### WHAT TO DO
Omit the pictures, then reproduce every remaining record exactly.

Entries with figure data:

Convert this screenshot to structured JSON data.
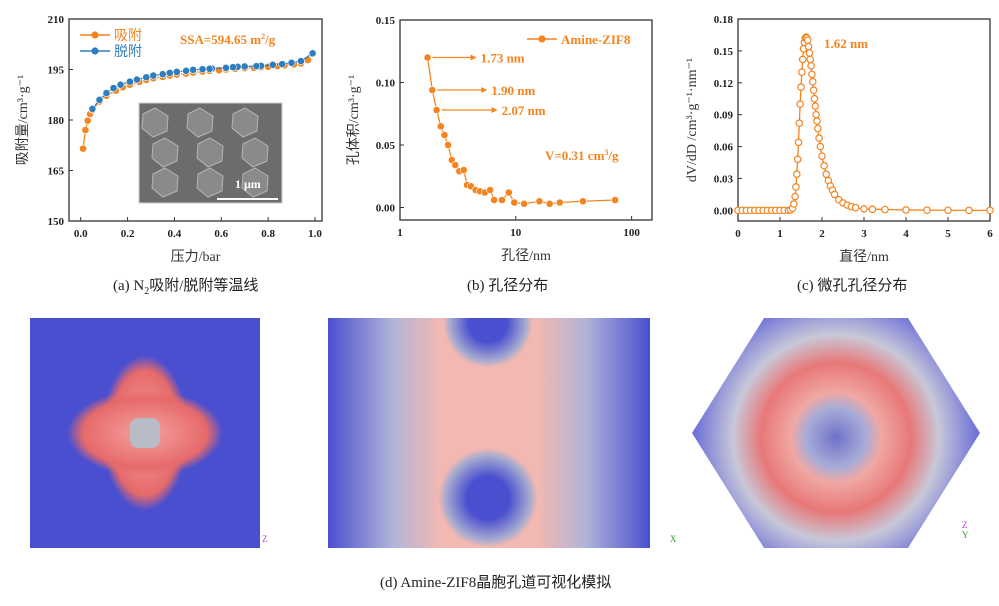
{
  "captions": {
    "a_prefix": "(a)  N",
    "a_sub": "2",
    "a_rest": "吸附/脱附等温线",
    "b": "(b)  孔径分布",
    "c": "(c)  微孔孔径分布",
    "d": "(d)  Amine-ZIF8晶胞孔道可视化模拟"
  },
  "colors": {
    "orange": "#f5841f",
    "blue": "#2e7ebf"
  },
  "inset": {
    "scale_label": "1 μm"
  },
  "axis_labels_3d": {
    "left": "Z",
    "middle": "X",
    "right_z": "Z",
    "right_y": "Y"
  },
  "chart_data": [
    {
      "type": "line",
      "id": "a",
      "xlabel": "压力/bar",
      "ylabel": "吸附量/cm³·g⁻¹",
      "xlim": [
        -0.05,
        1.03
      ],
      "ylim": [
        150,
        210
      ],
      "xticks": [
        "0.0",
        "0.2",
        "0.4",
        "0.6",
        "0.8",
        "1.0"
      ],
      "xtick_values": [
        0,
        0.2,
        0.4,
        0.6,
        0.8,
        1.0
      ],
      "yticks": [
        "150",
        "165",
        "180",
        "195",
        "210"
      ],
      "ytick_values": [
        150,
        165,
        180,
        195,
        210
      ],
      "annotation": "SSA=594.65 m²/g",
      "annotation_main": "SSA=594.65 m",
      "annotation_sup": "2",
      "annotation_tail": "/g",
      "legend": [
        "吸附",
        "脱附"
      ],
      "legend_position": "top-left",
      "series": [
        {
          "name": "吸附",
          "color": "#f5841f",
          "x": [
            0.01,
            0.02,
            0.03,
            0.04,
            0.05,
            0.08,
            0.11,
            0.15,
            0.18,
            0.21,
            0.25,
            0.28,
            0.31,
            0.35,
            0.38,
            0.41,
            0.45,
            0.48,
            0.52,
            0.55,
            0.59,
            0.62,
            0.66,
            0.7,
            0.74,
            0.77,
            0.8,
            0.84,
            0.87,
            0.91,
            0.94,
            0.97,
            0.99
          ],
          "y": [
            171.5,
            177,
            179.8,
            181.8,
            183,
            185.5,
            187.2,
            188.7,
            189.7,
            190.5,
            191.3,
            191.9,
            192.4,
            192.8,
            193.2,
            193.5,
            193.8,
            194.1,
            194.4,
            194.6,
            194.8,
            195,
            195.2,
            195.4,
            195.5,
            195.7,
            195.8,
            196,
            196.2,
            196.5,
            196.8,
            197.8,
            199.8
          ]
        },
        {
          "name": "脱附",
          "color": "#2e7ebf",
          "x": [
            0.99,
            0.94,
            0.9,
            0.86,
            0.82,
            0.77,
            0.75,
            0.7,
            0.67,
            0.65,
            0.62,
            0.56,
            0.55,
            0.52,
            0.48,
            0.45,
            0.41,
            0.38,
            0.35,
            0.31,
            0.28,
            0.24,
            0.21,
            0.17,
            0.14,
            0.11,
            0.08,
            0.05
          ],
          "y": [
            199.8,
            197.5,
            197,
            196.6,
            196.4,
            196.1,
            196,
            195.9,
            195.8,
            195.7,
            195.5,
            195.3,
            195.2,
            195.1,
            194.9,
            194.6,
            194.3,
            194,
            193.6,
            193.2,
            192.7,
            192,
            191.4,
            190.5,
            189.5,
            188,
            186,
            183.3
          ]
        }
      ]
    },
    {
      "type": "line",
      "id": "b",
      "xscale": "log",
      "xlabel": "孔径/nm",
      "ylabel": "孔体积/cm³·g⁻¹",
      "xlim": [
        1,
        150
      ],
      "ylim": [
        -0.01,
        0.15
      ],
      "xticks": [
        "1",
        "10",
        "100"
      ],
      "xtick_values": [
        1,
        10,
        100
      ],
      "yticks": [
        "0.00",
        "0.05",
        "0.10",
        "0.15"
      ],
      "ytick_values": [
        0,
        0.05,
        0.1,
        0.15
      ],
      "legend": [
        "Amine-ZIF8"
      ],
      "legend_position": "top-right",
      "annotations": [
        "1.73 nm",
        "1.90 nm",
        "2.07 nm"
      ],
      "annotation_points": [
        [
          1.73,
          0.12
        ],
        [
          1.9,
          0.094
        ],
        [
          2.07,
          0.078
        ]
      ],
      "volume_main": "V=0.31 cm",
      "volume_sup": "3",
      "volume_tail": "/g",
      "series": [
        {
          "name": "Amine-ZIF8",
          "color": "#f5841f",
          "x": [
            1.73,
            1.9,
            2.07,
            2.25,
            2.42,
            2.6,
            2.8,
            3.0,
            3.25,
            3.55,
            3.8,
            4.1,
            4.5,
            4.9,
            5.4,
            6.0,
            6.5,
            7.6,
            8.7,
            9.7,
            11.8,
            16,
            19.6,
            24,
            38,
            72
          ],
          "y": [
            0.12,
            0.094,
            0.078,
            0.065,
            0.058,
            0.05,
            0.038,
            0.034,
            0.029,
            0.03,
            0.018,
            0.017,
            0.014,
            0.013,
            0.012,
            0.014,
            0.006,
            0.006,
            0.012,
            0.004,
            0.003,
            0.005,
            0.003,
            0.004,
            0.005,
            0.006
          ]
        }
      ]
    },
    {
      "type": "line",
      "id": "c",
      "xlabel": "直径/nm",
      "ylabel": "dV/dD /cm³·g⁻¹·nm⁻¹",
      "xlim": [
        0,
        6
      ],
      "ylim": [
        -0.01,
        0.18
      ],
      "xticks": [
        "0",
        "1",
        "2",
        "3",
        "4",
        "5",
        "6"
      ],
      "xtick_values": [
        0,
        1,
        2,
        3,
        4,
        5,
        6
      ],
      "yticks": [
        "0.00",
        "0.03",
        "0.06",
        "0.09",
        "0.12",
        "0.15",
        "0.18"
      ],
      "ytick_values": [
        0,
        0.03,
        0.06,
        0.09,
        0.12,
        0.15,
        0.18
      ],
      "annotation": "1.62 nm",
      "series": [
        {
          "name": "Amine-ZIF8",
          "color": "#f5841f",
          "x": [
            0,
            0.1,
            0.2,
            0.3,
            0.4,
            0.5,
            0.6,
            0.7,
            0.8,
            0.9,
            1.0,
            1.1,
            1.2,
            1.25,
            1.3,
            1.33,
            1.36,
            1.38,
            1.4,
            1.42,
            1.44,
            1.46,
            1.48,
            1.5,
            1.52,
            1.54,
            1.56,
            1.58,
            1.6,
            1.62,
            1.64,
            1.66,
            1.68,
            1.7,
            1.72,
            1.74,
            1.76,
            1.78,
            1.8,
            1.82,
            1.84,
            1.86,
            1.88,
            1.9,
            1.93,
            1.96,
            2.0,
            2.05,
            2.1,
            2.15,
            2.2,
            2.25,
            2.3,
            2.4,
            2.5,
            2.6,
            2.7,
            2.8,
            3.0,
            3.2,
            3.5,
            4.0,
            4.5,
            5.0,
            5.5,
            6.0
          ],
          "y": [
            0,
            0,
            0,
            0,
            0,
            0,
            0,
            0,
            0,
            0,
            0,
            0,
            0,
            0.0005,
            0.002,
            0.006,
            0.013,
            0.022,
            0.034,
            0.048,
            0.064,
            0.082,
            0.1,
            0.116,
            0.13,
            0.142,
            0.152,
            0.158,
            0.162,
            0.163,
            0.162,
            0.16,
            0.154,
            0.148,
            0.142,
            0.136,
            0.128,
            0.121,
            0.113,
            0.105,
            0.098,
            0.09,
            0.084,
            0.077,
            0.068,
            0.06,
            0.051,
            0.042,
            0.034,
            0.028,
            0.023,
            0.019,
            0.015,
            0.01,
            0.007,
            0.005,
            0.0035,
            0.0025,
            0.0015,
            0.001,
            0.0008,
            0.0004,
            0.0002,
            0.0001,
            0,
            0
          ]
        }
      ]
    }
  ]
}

### SOLUTION TO THE EXERCISE
Convert this screenshot to structured JSON data.
{
  "captions": {
    "a_prefix": "(a)  N",
    "a_sub": "2",
    "a_rest": "吸附/脱附等温线",
    "b": "(b)  孔径分布",
    "c": "(c)  微孔孔径分布",
    "d": "(d)  Amine-ZIF8晶胞孔道可视化模拟"
  },
  "colors": {
    "orange": "#f5841f",
    "blue": "#2e7ebf"
  },
  "inset": {
    "scale_label": "1 μm"
  },
  "axis_labels_3d": {
    "left": "Z",
    "middle": "X",
    "right_z": "Z",
    "right_y": "Y"
  },
  "chart_data": [
    {
      "type": "line",
      "id": "a",
      "xlabel": "压力/bar",
      "ylabel": "吸附量/cm³·g⁻¹",
      "xlim": [
        -0.05,
        1.03
      ],
      "ylim": [
        150,
        210
      ],
      "xticks": [
        "0.0",
        "0.2",
        "0.4",
        "0.6",
        "0.8",
        "1.0"
      ],
      "xtick_values": [
        0,
        0.2,
        0.4,
        0.6,
        0.8,
        1.0
      ],
      "yticks": [
        "150",
        "165",
        "180",
        "195",
        "210"
      ],
      "ytick_values": [
        150,
        165,
        180,
        195,
        210
      ],
      "annotation": "SSA=594.65 m²/g",
      "annotation_main": "SSA=594.65 m",
      "annotation_sup": "2",
      "annotation_tail": "/g",
      "legend": [
        "吸附",
        "脱附"
      ],
      "legend_position": "top-left",
      "series": [
        {
          "name": "吸附",
          "color": "#f5841f",
          "x": [
            0.01,
            0.02,
            0.03,
            0.04,
            0.05,
            0.08,
            0.11,
            0.15,
            0.18,
            0.21,
            0.25,
            0.28,
            0.31,
            0.35,
            0.38,
            0.41,
            0.45,
            0.48,
            0.52,
            0.55,
            0.59,
            0.62,
            0.66,
            0.7,
            0.74,
            0.77,
            0.8,
            0.84,
            0.87,
            0.91,
            0.94,
            0.97,
            0.99
          ],
          "y": [
            171.5,
            177,
            179.8,
            181.8,
            183,
            185.5,
            187.2,
            188.7,
            189.7,
            190.5,
            191.3,
            191.9,
            192.4,
            192.8,
            193.2,
            193.5,
            193.8,
            194.1,
            194.4,
            194.6,
            194.8,
            195,
            195.2,
            195.4,
            195.5,
            195.7,
            195.8,
            196,
            196.2,
            196.5,
            196.8,
            197.8,
            199.8
          ]
        },
        {
          "name": "脱附",
          "color": "#2e7ebf",
          "x": [
            0.99,
            0.94,
            0.9,
            0.86,
            0.82,
            0.77,
            0.75,
            0.7,
            0.67,
            0.65,
            0.62,
            0.56,
            0.55,
            0.52,
            0.48,
            0.45,
            0.41,
            0.38,
            0.35,
            0.31,
            0.28,
            0.24,
            0.21,
            0.17,
            0.14,
            0.11,
            0.08,
            0.05
          ],
          "y": [
            199.8,
            197.5,
            197,
            196.6,
            196.4,
            196.1,
            196,
            195.9,
            195.8,
            195.7,
            195.5,
            195.3,
            195.2,
            195.1,
            194.9,
            194.6,
            194.3,
            194,
            193.6,
            193.2,
            192.7,
            192,
            191.4,
            190.5,
            189.5,
            188,
            186,
            183.3
          ]
        }
      ]
    },
    {
      "type": "line",
      "id": "b",
      "xscale": "log",
      "xlabel": "孔径/nm",
      "ylabel": "孔体积/cm³·g⁻¹",
      "xlim": [
        1,
        150
      ],
      "ylim": [
        -0.01,
        0.15
      ],
      "xticks": [
        "1",
        "10",
        "100"
      ],
      "xtick_values": [
        1,
        10,
        100
      ],
      "yticks": [
        "0.00",
        "0.05",
        "0.10",
        "0.15"
      ],
      "ytick_values": [
        0,
        0.05,
        0.1,
        0.15
      ],
      "legend": [
        "Amine-ZIF8"
      ],
      "legend_position": "top-right",
      "annotations": [
        "1.73 nm",
        "1.90 nm",
        "2.07 nm"
      ],
      "annotation_points": [
        [
          1.73,
          0.12
        ],
        [
          1.9,
          0.094
        ],
        [
          2.07,
          0.078
        ]
      ],
      "volume_main": "V=0.31 cm",
      "volume_sup": "3",
      "volume_tail": "/g",
      "series": [
        {
          "name": "Amine-ZIF8",
          "color": "#f5841f",
          "x": [
            1.73,
            1.9,
            2.07,
            2.25,
            2.42,
            2.6,
            2.8,
            3.0,
            3.25,
            3.55,
            3.8,
            4.1,
            4.5,
            4.9,
            5.4,
            6.0,
            6.5,
            7.6,
            8.7,
            9.7,
            11.8,
            16,
            19.6,
            24,
            38,
            72
          ],
          "y": [
            0.12,
            0.094,
            0.078,
            0.065,
            0.058,
            0.05,
            0.038,
            0.034,
            0.029,
            0.03,
            0.018,
            0.017,
            0.014,
            0.013,
            0.012,
            0.014,
            0.006,
            0.006,
            0.012,
            0.004,
            0.003,
            0.005,
            0.003,
            0.004,
            0.005,
            0.006
          ]
        }
      ]
    },
    {
      "type": "line",
      "id": "c",
      "xlabel": "直径/nm",
      "ylabel": "dV/dD /cm³·g⁻¹·nm⁻¹",
      "xlim": [
        0,
        6
      ],
      "ylim": [
        -0.01,
        0.18
      ],
      "xticks": [
        "0",
        "1",
        "2",
        "3",
        "4",
        "5",
        "6"
      ],
      "xtick_values": [
        0,
        1,
        2,
        3,
        4,
        5,
        6
      ],
      "yticks": [
        "0.00",
        "0.03",
        "0.06",
        "0.09",
        "0.12",
        "0.15",
        "0.18"
      ],
      "ytick_values": [
        0,
        0.03,
        0.06,
        0.09,
        0.12,
        0.15,
        0.18
      ],
      "annotation": "1.62 nm",
      "series": [
        {
          "name": "Amine-ZIF8",
          "color": "#f5841f",
          "x": [
            0,
            0.1,
            0.2,
            0.3,
            0.4,
            0.5,
            0.6,
            0.7,
            0.8,
            0.9,
            1.0,
            1.1,
            1.2,
            1.25,
            1.3,
            1.33,
            1.36,
            1.38,
            1.4,
            1.42,
            1.44,
            1.46,
            1.48,
            1.5,
            1.52,
            1.54,
            1.56,
            1.58,
            1.6,
            1.62,
            1.64,
            1.66,
            1.68,
            1.7,
            1.72,
            1.74,
            1.76,
            1.78,
            1.8,
            1.82,
            1.84,
            1.86,
            1.88,
            1.9,
            1.93,
            1.96,
            2.0,
            2.05,
            2.1,
            2.15,
            2.2,
            2.25,
            2.3,
            2.4,
            2.5,
            2.6,
            2.7,
            2.8,
            3.0,
            3.2,
            3.5,
            4.0,
            4.5,
            5.0,
            5.5,
            6.0
          ],
          "y": [
            0,
            0,
            0,
            0,
            0,
            0,
            0,
            0,
            0,
            0,
            0,
            0,
            0,
            0.0005,
            0.002,
            0.006,
            0.013,
            0.022,
            0.034,
            0.048,
            0.064,
            0.082,
            0.1,
            0.116,
            0.13,
            0.142,
            0.152,
            0.158,
            0.162,
            0.163,
            0.162,
            0.16,
            0.154,
            0.148,
            0.142,
            0.136,
            0.128,
            0.121,
            0.113,
            0.105,
            0.098,
            0.09,
            0.084,
            0.077,
            0.068,
            0.06,
            0.051,
            0.042,
            0.034,
            0.028,
            0.023,
            0.019,
            0.015,
            0.01,
            0.007,
            0.005,
            0.0035,
            0.0025,
            0.0015,
            0.001,
            0.0008,
            0.0004,
            0.0002,
            0.0001,
            0,
            0
          ]
        }
      ]
    }
  ]
}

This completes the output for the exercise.